#### [Entries provided]
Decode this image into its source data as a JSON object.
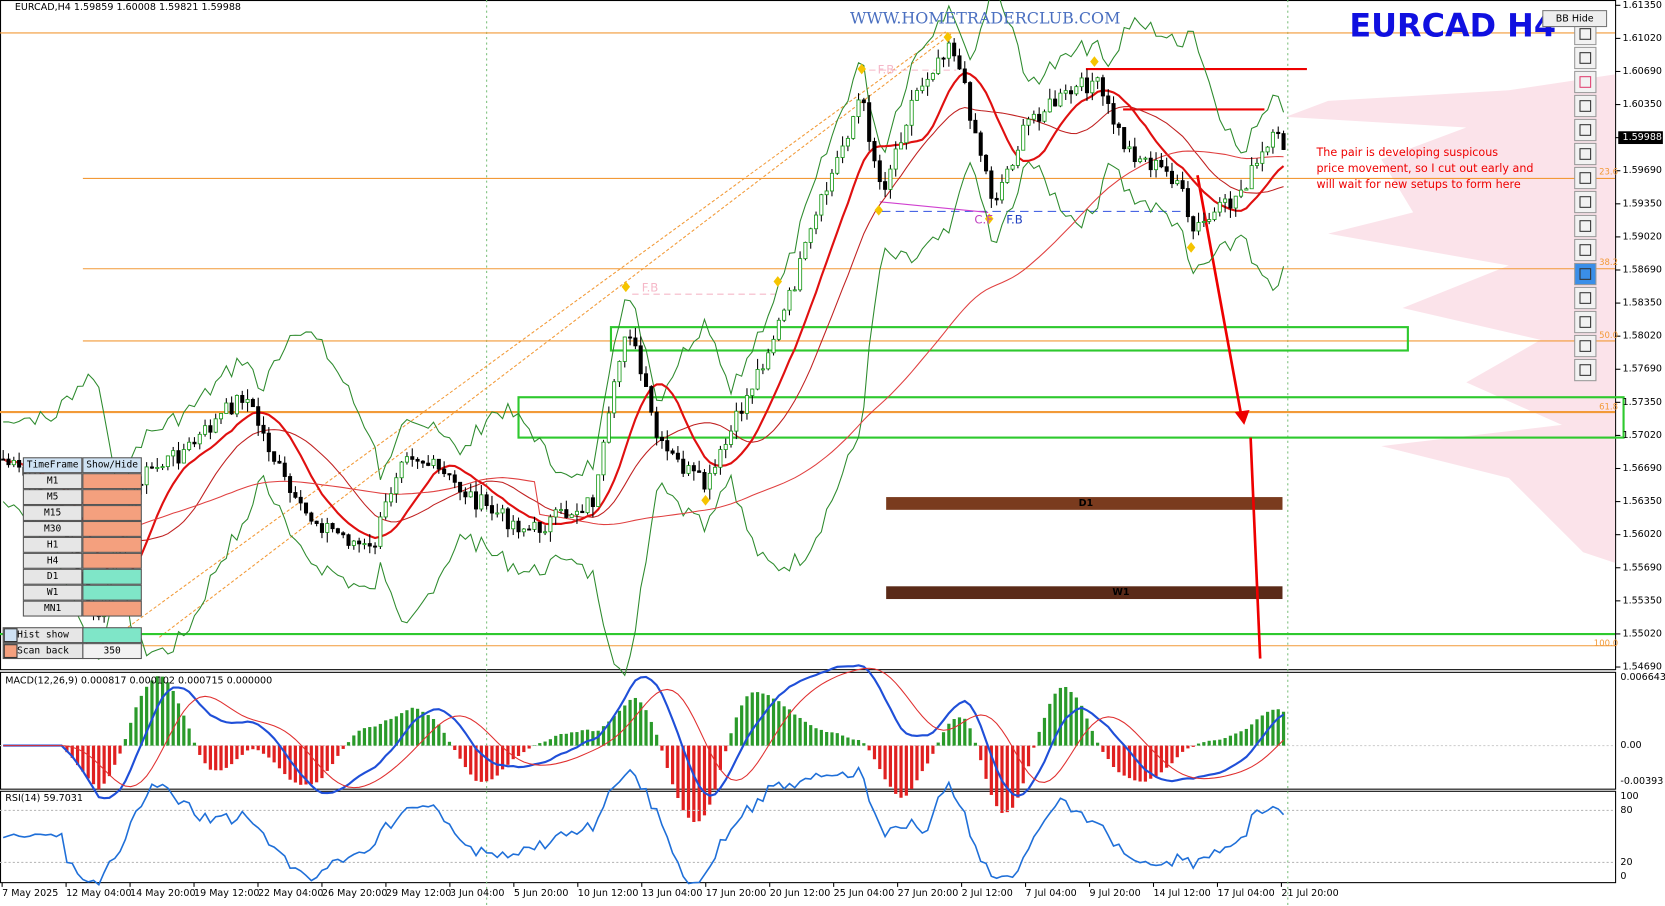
{
  "header": {
    "symbol_info": "EURCAD,H4 1.59859 1.60008 1.59821 1.59988",
    "website": "WWW.HOMETRADERCLUB.COM",
    "title": "EURCAD H4",
    "bb_button": "BB Hide"
  },
  "annotation": [
    "The pair is developing suspicous",
    "price movement, so I cut out early and",
    "will wait for new setups to form here"
  ],
  "price_axis": [
    "1.61350",
    "1.61020",
    "1.60690",
    "1.60350",
    "1.59988",
    "1.59690",
    "1.59350",
    "1.59020",
    "1.58690",
    "1.58350",
    "1.58020",
    "1.57690",
    "1.57350",
    "1.57020",
    "1.56690",
    "1.56350",
    "1.56020",
    "1.55690",
    "1.55350",
    "1.55020",
    "1.54690"
  ],
  "fib_levels": [
    "23.6",
    "38.2",
    "50.0",
    "61.8",
    "100.0"
  ],
  "zones": [
    "D1",
    "W1"
  ],
  "pattern_labels": [
    "F.B",
    "F.B",
    "C.F",
    "F.B"
  ],
  "time_axis": [
    "7 May 2025",
    "12 May 04:00",
    "14 May 20:00",
    "19 May 12:00",
    "22 May 04:00",
    "26 May 20:00",
    "29 May 12:00",
    "3 Jun 04:00",
    "5 Jun 20:00",
    "10 Jun 12:00",
    "13 Jun 04:00",
    "17 Jun 20:00",
    "20 Jun 12:00",
    "25 Jun 04:00",
    "27 Jun 20:00",
    "2 Jul 12:00",
    "7 Jul 04:00",
    "9 Jul 20:00",
    "14 Jul 12:00",
    "17 Jul 04:00",
    "21 Jul 20:00"
  ],
  "macd": {
    "header": "MACD(12,26,9) 0.000817 0.000102 0.000715 0.000000",
    "axis": [
      "0.006643",
      "0.00",
      "-0.00393"
    ]
  },
  "rsi": {
    "header": "RSI(14) 59.7031",
    "axis": [
      "100",
      "80",
      "20",
      "0"
    ]
  },
  "timeframe_panel": {
    "headers": [
      "TimeFrame",
      "Show/Hide"
    ],
    "rows": [
      "M1",
      "M5",
      "M15",
      "M30",
      "H1",
      "H4",
      "D1",
      "W1",
      "MN1"
    ],
    "hist_show": "Hist show",
    "scan_back": "Scan back",
    "scan_value": "350"
  }
}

#### [What is needed]
Every line above should be returned word for word, with the pictures left behind.

#### [Final result]
Decode this image into its source data as a JSON object.
{
  "header": {
    "symbol_info": "EURCAD,H4 1.59859 1.60008 1.59821 1.59988",
    "website": "WWW.HOMETRADERCLUB.COM",
    "title": "EURCAD H4",
    "bb_button": "BB Hide"
  },
  "annotation": [
    "The pair is developing suspicous",
    "price movement, so I cut out early and",
    "will wait for new setups to form here"
  ],
  "price_axis": [
    "1.61350",
    "1.61020",
    "1.60690",
    "1.60350",
    "1.59988",
    "1.59690",
    "1.59350",
    "1.59020",
    "1.58690",
    "1.58350",
    "1.58020",
    "1.57690",
    "1.57350",
    "1.57020",
    "1.56690",
    "1.56350",
    "1.56020",
    "1.55690",
    "1.55350",
    "1.55020",
    "1.54690"
  ],
  "fib_levels": [
    "23.6",
    "38.2",
    "50.0",
    "61.8",
    "100.0"
  ],
  "zones": [
    "D1",
    "W1"
  ],
  "pattern_labels": [
    "F.B",
    "F.B",
    "C.F",
    "F.B"
  ],
  "time_axis": [
    "7 May 2025",
    "12 May 04:00",
    "14 May 20:00",
    "19 May 12:00",
    "22 May 04:00",
    "26 May 20:00",
    "29 May 12:00",
    "3 Jun 04:00",
    "5 Jun 20:00",
    "10 Jun 12:00",
    "13 Jun 04:00",
    "17 Jun 20:00",
    "20 Jun 12:00",
    "25 Jun 04:00",
    "27 Jun 20:00",
    "2 Jul 12:00",
    "7 Jul 04:00",
    "9 Jul 20:00",
    "14 Jul 12:00",
    "17 Jul 04:00",
    "21 Jul 20:00"
  ],
  "macd": {
    "header": "MACD(12,26,9) 0.000817 0.000102 0.000715 0.000000",
    "axis": [
      "0.006643",
      "0.00",
      "-0.00393"
    ]
  },
  "rsi": {
    "header": "RSI(14) 59.7031",
    "axis": [
      "100",
      "80",
      "20",
      "0"
    ]
  },
  "timeframe_panel": {
    "headers": [
      "TimeFrame",
      "Show/Hide"
    ],
    "rows": [
      "M1",
      "M5",
      "M15",
      "M30",
      "H1",
      "H4",
      "D1",
      "W1",
      "MN1"
    ],
    "hist_show": "Hist show",
    "scan_back": "Scan back",
    "scan_value": "350"
  }
}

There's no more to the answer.